_INSTRUCTIONS FOR THE TASK_. Gather each line containing the string "einem" from these entries.

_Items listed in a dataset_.
-*-

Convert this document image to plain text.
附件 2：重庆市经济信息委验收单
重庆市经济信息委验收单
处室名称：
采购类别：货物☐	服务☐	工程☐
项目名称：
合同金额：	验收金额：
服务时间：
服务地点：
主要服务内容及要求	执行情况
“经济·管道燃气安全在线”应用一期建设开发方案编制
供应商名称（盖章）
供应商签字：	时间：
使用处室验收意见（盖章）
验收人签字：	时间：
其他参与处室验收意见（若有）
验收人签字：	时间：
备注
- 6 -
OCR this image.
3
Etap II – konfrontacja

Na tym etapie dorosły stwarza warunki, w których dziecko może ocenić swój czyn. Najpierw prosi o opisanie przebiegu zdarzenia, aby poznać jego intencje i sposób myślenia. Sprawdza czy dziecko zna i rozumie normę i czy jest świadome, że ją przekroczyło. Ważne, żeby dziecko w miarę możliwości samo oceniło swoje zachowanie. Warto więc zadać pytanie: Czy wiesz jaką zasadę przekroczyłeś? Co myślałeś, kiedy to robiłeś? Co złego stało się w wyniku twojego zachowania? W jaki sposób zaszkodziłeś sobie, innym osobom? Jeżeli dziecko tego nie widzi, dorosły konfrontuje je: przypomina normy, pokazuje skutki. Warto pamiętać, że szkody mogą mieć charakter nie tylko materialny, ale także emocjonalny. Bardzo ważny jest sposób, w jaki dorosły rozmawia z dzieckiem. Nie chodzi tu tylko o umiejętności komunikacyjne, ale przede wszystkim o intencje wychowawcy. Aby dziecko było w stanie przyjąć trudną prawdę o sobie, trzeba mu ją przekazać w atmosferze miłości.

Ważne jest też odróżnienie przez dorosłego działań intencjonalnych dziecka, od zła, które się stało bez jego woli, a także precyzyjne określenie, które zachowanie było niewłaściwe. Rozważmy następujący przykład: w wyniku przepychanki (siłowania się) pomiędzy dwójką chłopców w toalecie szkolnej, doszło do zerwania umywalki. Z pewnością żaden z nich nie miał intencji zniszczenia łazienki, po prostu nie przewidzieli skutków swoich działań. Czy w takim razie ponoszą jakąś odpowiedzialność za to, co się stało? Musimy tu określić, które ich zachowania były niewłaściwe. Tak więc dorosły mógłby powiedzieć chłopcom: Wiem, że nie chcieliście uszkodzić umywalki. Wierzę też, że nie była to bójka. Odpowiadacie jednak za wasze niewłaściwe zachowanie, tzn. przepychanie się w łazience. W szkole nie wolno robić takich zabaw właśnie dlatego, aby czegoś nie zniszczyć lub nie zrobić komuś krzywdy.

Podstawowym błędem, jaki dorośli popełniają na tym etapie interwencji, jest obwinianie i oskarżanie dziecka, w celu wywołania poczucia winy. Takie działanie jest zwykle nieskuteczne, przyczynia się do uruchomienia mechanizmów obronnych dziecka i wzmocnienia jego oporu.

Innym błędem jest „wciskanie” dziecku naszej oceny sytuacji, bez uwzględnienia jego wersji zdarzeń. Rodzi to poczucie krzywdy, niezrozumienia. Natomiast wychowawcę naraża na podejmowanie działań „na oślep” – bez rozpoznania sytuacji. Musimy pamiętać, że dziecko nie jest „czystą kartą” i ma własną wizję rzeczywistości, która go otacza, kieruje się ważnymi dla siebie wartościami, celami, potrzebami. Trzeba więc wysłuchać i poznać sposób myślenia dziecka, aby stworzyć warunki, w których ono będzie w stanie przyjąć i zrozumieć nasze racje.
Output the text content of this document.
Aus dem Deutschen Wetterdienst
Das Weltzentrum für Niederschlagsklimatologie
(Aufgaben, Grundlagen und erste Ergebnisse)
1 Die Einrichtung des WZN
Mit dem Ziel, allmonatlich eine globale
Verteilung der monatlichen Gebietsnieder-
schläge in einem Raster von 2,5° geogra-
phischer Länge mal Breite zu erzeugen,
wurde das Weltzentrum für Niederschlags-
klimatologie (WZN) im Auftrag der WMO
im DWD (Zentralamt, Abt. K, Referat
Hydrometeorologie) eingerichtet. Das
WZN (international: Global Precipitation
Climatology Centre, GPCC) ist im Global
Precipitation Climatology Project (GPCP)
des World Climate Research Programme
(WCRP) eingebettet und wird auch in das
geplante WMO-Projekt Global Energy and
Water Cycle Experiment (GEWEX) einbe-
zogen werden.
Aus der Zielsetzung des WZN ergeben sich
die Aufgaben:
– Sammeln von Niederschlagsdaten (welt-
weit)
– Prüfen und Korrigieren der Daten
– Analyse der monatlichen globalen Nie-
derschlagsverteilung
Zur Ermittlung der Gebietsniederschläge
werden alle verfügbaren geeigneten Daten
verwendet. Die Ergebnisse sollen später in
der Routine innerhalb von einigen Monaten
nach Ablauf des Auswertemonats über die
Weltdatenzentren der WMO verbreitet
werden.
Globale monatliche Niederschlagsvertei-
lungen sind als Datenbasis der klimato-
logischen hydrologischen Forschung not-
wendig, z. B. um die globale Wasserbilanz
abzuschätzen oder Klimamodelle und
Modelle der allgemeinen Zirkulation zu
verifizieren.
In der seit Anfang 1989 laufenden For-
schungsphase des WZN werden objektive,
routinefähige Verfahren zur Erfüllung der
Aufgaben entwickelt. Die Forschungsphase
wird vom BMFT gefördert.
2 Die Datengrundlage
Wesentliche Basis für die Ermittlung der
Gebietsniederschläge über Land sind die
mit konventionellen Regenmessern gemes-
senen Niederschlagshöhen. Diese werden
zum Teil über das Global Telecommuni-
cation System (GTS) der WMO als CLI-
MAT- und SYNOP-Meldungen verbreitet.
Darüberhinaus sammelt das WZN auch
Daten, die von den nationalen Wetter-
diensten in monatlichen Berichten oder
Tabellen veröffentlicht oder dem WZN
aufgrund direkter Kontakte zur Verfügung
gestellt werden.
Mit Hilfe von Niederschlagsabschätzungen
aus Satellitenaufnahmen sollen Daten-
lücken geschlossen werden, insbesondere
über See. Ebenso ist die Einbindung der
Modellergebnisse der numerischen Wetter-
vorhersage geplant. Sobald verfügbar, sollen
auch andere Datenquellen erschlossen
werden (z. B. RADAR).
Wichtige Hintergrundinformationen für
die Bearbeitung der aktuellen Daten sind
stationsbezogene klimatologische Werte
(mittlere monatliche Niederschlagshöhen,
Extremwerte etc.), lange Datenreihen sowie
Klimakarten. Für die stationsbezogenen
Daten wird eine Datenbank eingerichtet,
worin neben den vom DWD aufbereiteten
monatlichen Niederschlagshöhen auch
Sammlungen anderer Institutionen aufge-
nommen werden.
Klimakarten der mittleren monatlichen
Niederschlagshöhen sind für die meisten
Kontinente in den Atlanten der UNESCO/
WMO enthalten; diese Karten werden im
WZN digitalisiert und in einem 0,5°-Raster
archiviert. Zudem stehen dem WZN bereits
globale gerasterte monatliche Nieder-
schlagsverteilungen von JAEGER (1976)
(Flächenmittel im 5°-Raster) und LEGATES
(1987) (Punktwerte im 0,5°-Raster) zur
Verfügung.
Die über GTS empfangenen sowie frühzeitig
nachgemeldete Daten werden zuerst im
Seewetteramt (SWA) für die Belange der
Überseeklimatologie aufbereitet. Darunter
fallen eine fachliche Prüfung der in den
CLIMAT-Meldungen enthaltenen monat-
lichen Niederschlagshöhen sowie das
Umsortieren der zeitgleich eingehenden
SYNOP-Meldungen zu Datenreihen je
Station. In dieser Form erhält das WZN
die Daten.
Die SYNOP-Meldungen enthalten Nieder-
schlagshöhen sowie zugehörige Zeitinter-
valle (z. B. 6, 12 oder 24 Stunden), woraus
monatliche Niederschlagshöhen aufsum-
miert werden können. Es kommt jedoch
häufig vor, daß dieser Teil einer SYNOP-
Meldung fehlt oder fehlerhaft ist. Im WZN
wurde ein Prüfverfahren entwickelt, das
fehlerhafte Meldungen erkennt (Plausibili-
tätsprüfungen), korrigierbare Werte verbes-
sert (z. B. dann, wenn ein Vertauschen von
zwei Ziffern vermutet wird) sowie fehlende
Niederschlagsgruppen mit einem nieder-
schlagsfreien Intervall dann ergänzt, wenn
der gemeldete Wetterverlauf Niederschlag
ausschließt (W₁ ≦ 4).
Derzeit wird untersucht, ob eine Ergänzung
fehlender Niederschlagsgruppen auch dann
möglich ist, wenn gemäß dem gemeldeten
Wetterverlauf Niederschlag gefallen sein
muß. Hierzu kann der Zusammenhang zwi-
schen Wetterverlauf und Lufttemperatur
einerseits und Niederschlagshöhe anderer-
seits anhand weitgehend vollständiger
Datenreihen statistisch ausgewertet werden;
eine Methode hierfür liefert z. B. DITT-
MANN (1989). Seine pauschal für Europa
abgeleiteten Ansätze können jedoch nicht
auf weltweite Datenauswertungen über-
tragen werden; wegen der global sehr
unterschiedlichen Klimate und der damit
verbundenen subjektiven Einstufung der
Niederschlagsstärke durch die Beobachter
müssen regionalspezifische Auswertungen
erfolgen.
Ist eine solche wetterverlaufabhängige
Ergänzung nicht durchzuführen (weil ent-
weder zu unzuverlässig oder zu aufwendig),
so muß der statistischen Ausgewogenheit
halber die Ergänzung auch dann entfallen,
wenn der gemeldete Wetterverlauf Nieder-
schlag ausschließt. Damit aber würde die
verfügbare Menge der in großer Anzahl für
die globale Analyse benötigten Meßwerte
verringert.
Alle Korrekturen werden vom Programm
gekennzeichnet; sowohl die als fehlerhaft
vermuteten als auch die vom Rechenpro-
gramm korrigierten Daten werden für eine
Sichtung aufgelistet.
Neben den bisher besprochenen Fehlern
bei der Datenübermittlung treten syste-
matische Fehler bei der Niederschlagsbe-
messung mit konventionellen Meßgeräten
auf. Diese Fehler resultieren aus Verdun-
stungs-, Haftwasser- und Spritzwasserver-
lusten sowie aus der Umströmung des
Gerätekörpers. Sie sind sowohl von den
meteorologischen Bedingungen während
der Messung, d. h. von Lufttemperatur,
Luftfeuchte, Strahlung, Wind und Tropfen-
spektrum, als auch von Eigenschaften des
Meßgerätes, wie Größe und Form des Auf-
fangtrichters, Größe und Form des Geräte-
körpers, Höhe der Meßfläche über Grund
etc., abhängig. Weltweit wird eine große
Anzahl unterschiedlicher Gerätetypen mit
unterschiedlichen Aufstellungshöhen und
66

-*-

_RESPONSE TO THIS EXERCISE_.
schläge in einem Raster von 2,5° geogra-
WZN digitalisiert und in einem 0,5°-Raster
Niederschlagsgruppen mit einem nieder-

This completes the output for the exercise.